> [Problem] Copy everything from the line containing "Give me the" down to the line containing "home-tab-icon[interactable] <box>981 253", switching "screenshot" to "screen capture" and keeping all else unchanged. Leave the pictures out of your answer.

> [Recorded information]
* * *
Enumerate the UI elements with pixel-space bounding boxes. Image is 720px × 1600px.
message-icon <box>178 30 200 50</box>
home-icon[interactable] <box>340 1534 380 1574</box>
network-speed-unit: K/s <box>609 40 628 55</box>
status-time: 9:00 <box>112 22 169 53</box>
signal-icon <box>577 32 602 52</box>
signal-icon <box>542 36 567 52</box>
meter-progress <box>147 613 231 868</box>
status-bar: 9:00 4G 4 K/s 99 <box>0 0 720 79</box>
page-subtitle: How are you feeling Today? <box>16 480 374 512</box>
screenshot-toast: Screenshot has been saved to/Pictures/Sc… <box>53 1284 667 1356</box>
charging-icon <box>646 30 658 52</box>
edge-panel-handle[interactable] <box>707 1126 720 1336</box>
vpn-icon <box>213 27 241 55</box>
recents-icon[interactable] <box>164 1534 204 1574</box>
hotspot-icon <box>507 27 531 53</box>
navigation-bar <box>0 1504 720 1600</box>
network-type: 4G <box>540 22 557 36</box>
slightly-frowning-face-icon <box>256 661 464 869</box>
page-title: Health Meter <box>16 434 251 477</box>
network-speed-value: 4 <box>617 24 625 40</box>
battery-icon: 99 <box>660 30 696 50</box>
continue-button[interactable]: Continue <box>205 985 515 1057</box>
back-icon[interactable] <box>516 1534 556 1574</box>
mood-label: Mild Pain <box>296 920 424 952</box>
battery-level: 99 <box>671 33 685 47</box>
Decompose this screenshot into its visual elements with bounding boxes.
* * *
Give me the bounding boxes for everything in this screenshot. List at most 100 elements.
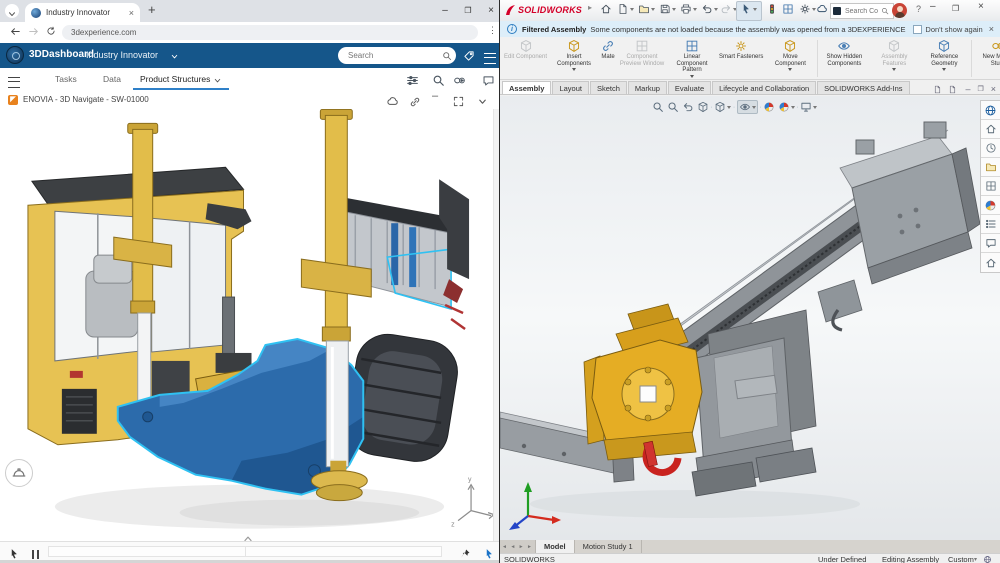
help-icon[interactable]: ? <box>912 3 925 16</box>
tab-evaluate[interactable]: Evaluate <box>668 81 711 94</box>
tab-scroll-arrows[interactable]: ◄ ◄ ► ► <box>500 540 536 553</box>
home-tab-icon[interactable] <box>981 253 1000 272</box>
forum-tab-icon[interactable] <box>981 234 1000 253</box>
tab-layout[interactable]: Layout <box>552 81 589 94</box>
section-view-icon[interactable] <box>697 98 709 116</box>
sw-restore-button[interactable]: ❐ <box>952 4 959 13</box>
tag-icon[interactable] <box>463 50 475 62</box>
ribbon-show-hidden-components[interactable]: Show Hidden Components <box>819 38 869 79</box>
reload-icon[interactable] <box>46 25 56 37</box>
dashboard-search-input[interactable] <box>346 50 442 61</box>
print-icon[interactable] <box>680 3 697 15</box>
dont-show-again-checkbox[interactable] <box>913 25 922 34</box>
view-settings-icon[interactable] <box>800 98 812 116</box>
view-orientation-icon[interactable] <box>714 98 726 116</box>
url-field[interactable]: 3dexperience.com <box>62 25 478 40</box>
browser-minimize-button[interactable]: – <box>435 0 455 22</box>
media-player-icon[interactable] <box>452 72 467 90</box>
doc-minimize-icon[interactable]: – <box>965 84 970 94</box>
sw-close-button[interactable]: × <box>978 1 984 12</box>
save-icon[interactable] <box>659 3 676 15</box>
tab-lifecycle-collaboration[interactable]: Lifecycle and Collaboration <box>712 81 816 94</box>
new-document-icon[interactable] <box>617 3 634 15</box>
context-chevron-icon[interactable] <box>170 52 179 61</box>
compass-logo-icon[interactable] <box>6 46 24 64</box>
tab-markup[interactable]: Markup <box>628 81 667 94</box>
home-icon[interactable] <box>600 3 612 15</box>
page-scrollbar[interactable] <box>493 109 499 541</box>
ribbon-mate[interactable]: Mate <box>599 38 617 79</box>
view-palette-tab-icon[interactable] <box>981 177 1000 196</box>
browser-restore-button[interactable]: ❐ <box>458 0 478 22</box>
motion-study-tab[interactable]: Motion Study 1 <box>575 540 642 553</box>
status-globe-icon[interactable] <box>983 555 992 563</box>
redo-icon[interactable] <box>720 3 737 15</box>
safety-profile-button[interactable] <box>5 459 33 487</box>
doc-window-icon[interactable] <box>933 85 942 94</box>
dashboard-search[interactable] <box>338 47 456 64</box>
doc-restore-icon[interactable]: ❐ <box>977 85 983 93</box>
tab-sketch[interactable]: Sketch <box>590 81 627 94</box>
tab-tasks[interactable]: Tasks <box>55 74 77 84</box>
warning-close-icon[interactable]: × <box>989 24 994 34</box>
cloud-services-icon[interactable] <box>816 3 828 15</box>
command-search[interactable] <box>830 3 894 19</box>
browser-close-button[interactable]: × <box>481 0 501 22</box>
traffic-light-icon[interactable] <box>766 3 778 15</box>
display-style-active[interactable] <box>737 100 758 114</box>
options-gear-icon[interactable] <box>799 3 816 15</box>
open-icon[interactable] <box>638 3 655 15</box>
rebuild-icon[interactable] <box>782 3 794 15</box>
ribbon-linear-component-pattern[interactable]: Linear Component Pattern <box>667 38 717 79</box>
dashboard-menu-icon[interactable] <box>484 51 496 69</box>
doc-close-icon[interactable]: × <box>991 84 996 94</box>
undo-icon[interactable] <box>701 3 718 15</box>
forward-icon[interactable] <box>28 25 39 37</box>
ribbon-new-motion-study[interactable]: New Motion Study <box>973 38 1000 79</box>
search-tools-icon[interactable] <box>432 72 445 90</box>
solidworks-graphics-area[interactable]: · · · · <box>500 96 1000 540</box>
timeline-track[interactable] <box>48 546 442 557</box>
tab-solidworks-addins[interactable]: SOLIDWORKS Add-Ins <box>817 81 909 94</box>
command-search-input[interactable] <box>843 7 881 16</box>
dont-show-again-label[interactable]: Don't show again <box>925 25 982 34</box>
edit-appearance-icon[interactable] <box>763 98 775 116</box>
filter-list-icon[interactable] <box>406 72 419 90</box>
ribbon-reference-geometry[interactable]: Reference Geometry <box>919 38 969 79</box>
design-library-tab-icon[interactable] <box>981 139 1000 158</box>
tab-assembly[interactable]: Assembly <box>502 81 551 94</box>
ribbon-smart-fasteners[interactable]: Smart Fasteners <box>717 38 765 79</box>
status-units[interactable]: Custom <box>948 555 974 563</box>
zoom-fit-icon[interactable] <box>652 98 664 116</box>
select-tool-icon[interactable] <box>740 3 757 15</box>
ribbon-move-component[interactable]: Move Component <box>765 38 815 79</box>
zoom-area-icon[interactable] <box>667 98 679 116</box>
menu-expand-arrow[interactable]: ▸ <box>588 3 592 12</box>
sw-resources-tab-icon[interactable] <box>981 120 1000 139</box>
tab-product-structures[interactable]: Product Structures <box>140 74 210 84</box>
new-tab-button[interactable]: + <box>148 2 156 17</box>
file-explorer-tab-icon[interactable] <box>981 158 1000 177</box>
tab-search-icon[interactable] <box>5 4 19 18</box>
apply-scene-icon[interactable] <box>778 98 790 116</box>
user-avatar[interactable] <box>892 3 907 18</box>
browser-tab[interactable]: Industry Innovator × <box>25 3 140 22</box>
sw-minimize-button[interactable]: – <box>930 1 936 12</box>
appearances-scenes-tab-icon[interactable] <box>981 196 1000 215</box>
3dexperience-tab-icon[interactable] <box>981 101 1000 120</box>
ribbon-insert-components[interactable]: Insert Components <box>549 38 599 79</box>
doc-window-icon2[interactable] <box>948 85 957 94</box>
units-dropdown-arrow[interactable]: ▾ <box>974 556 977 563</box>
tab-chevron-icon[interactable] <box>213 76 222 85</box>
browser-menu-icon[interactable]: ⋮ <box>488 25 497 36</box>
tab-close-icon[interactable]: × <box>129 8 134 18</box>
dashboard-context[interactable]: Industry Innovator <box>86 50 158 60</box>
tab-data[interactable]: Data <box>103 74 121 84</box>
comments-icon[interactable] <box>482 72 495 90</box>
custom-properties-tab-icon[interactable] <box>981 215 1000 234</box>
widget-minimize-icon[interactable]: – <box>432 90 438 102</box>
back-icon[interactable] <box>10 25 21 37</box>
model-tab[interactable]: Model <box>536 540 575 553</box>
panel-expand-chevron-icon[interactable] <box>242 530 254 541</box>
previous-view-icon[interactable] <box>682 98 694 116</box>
* * *
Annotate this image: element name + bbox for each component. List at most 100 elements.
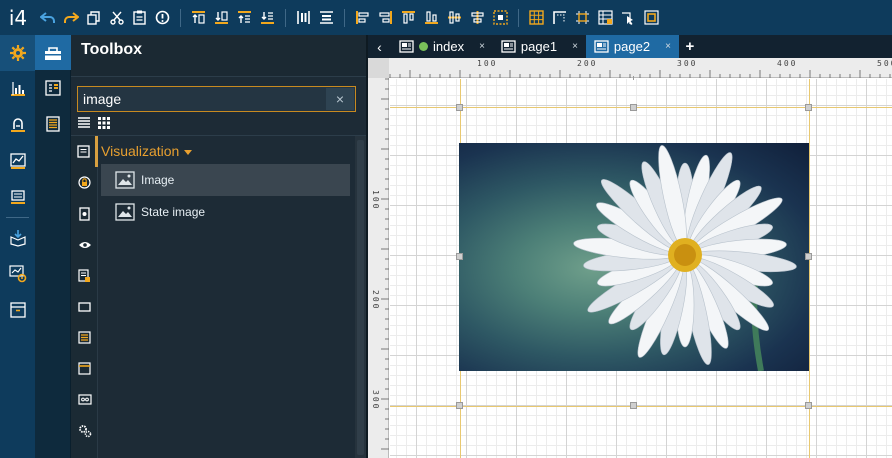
* * *
> [Result below]
Give me the bounding boxes for everything in this screen capture. List at most 100 elements.
help-icon[interactable]: ? <box>912 3 925 16</box>
tab-evaluate[interactable]: Evaluate <box>668 81 711 94</box>
tab-scroll-arrows[interactable]: ◄ ◄ ► ► <box>500 540 536 553</box>
home-tab-icon[interactable] <box>981 253 1000 272</box>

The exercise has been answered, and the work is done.